■ SHORT EXERCISE ■
Wherever the string "spirited" appears in the listing, copy that line.
─── PROVIDED DATA ───
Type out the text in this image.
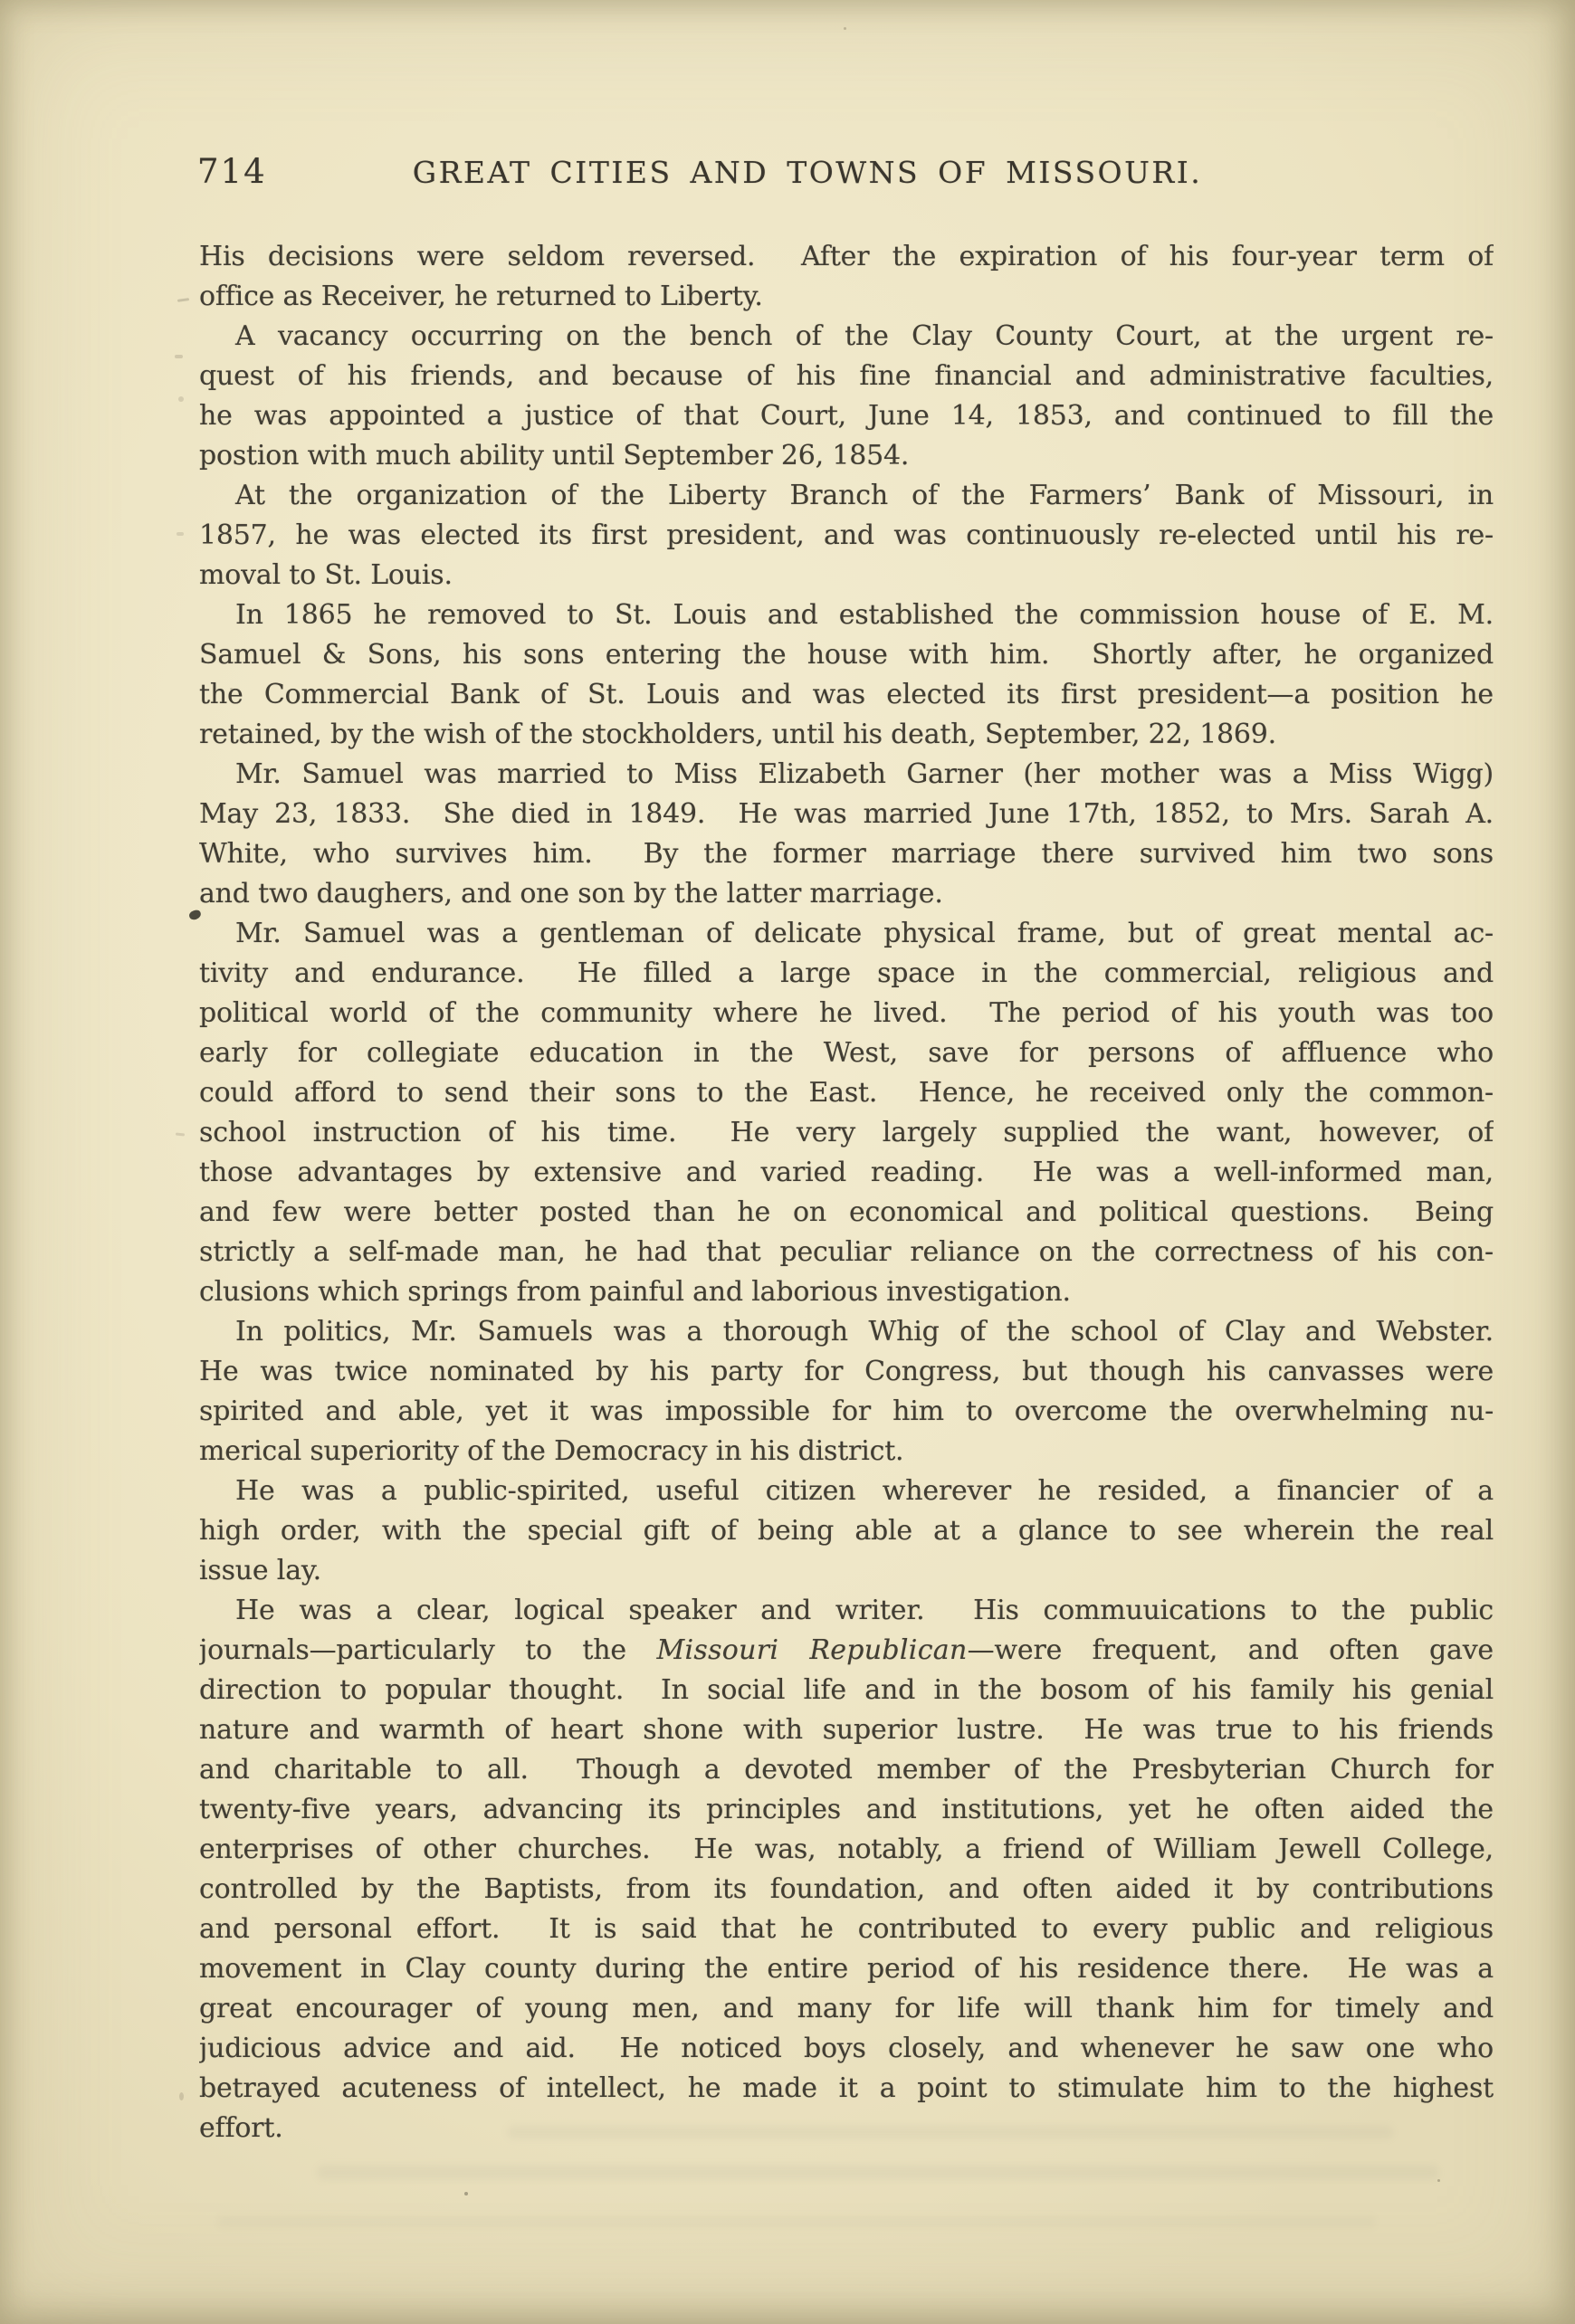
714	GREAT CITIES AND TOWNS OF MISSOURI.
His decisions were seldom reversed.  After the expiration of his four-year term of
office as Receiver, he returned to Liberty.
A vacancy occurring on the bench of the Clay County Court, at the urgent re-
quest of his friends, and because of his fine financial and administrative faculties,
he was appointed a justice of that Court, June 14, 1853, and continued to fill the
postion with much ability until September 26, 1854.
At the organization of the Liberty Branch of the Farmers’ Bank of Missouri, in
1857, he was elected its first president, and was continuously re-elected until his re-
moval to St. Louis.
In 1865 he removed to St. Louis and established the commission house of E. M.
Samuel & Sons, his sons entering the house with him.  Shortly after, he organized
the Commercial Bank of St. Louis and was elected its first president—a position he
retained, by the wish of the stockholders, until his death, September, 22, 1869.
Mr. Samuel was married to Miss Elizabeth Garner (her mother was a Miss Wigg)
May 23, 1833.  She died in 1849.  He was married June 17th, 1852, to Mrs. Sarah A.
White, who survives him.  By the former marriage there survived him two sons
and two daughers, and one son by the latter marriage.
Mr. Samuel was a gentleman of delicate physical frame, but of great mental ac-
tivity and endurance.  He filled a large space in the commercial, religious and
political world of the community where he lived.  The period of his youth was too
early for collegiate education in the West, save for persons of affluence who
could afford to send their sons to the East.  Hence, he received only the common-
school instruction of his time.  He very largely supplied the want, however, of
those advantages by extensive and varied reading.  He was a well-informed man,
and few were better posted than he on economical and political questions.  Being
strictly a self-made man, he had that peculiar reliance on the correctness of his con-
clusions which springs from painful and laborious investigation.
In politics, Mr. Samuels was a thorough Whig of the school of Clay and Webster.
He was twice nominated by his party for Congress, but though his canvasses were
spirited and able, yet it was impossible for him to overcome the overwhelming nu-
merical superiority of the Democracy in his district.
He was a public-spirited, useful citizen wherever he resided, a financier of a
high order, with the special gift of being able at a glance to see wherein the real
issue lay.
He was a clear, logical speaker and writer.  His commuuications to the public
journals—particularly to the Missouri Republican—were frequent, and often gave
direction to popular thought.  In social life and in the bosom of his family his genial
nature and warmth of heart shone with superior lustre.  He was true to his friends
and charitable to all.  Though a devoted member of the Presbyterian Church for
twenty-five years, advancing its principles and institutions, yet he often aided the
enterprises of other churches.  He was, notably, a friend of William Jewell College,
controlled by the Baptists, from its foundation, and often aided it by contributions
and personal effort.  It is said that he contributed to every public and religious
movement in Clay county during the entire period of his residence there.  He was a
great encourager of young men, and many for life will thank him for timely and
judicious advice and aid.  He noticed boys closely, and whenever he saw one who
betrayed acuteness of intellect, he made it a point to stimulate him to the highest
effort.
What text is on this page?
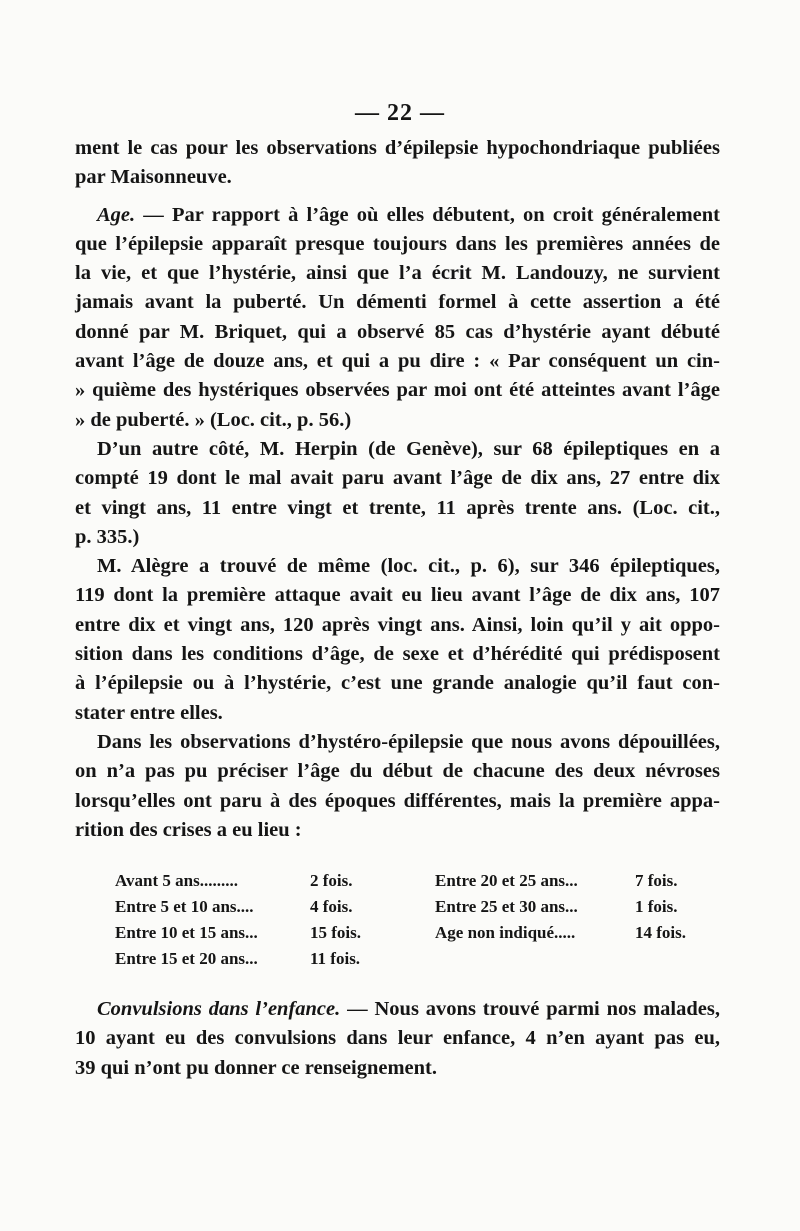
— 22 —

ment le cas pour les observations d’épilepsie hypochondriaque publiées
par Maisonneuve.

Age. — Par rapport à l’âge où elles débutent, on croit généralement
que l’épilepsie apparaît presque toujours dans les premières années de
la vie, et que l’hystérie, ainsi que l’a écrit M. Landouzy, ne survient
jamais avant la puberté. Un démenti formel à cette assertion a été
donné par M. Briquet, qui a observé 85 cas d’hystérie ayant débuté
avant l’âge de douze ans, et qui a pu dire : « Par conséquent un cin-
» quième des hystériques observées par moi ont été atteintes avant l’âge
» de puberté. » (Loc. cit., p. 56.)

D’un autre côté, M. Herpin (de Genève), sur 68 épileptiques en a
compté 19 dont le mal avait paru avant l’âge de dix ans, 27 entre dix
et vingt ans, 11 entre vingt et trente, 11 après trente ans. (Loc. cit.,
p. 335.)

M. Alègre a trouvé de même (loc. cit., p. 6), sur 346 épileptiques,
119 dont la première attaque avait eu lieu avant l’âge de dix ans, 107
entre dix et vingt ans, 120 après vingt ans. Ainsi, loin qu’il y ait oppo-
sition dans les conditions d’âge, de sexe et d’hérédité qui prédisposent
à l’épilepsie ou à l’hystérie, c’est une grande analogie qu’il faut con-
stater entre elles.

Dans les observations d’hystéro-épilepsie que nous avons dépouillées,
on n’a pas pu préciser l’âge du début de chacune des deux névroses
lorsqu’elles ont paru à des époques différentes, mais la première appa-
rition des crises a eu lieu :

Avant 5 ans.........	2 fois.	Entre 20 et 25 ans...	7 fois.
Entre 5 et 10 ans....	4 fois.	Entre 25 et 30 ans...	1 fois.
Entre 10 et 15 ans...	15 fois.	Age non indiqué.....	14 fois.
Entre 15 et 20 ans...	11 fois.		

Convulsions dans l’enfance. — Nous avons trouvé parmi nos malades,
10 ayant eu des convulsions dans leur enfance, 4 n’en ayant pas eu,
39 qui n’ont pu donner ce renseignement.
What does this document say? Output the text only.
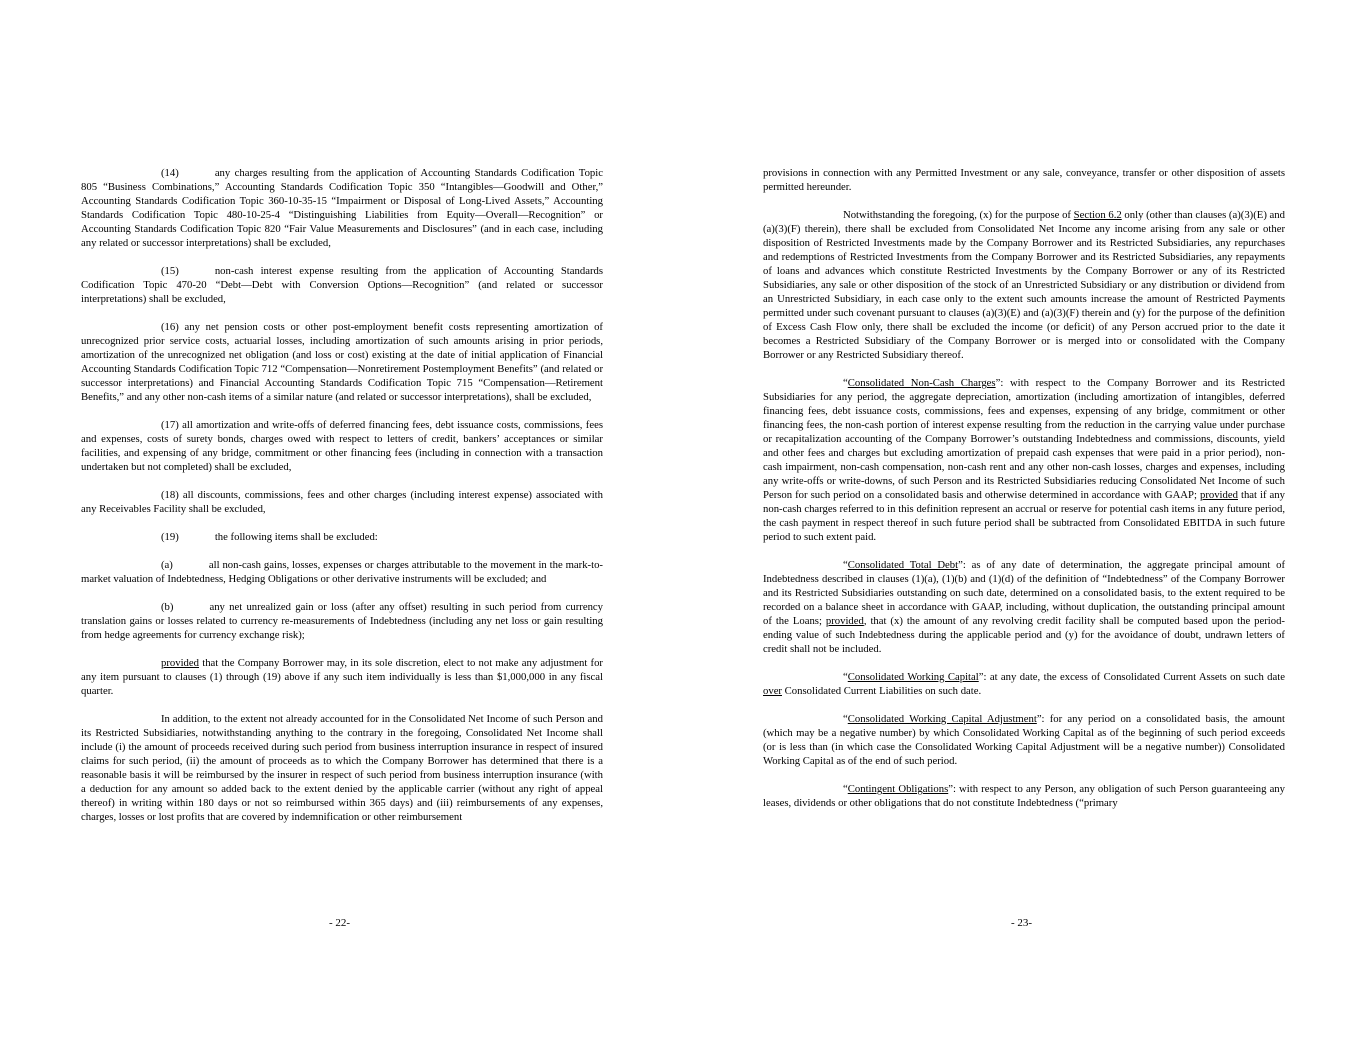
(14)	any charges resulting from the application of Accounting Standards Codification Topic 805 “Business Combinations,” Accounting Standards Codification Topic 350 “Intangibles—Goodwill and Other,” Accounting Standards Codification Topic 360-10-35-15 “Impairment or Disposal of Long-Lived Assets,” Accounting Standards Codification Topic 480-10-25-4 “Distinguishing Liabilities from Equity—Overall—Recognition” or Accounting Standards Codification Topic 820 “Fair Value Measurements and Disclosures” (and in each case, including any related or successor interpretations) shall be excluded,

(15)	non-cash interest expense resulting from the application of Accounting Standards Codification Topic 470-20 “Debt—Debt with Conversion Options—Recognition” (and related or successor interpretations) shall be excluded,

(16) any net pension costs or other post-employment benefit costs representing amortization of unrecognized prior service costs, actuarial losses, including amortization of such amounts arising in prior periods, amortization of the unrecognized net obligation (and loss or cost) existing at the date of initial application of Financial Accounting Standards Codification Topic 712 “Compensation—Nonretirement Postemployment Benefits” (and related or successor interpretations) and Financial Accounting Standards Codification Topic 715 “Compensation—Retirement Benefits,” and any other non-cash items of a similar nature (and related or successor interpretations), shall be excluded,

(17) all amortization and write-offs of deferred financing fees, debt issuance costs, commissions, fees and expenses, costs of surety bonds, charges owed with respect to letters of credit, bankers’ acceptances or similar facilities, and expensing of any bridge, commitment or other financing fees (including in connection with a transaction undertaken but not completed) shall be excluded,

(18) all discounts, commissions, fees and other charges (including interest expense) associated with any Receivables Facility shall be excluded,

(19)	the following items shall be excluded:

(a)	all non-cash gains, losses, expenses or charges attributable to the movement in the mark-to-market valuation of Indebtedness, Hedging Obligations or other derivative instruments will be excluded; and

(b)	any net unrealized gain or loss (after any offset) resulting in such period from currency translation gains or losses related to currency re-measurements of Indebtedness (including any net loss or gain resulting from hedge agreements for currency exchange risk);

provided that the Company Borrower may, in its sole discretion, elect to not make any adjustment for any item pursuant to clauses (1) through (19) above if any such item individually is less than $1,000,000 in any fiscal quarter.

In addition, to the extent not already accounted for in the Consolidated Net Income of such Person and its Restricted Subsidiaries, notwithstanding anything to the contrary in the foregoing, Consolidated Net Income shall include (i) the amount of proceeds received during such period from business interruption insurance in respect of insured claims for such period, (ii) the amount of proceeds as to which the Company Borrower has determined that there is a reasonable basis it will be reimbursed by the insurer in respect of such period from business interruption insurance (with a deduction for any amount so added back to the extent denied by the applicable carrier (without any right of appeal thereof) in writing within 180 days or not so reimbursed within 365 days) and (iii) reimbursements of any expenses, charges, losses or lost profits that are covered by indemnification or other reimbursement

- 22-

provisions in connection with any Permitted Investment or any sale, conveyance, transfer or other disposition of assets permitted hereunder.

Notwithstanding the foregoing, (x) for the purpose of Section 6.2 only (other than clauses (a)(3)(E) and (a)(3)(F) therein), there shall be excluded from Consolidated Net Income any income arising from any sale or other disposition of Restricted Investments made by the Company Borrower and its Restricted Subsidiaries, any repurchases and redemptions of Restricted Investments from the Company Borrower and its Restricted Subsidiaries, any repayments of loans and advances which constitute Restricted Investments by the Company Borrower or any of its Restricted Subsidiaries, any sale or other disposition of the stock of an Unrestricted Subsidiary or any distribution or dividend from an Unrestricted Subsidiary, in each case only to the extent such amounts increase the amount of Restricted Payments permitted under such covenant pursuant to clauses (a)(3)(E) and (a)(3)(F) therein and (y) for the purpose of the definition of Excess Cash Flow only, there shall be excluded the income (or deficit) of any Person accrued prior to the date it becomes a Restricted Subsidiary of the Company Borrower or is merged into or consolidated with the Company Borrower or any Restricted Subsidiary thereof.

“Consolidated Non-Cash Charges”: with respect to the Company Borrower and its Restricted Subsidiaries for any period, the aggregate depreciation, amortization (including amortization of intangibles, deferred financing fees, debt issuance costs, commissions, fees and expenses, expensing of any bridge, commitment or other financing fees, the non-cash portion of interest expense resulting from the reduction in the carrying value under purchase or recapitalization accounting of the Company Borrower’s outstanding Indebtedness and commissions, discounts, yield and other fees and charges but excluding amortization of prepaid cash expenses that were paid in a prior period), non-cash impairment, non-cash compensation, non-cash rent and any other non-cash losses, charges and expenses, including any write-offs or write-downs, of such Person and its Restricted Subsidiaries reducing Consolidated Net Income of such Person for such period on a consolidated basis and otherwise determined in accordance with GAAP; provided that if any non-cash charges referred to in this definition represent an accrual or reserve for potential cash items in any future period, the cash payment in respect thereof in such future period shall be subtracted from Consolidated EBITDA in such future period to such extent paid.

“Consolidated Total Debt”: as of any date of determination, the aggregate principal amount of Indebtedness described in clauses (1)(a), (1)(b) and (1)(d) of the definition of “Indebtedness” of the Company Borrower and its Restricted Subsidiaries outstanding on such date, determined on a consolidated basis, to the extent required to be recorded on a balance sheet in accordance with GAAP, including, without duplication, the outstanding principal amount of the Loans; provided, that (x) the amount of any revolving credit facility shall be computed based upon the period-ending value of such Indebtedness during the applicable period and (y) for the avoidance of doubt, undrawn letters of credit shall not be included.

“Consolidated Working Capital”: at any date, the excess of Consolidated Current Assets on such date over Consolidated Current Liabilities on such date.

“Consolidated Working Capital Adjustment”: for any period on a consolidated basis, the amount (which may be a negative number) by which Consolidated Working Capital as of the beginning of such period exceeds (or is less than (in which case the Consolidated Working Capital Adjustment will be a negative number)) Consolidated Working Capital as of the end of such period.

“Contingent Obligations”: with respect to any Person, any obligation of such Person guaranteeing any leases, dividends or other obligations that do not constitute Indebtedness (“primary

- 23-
───
■ COMPLETED EXERCISE ■
spirited and able, yet it was impossible for him to overcome the overwhelming nu-
He was a public-spirited, useful citizen wherever he resided, a financier of a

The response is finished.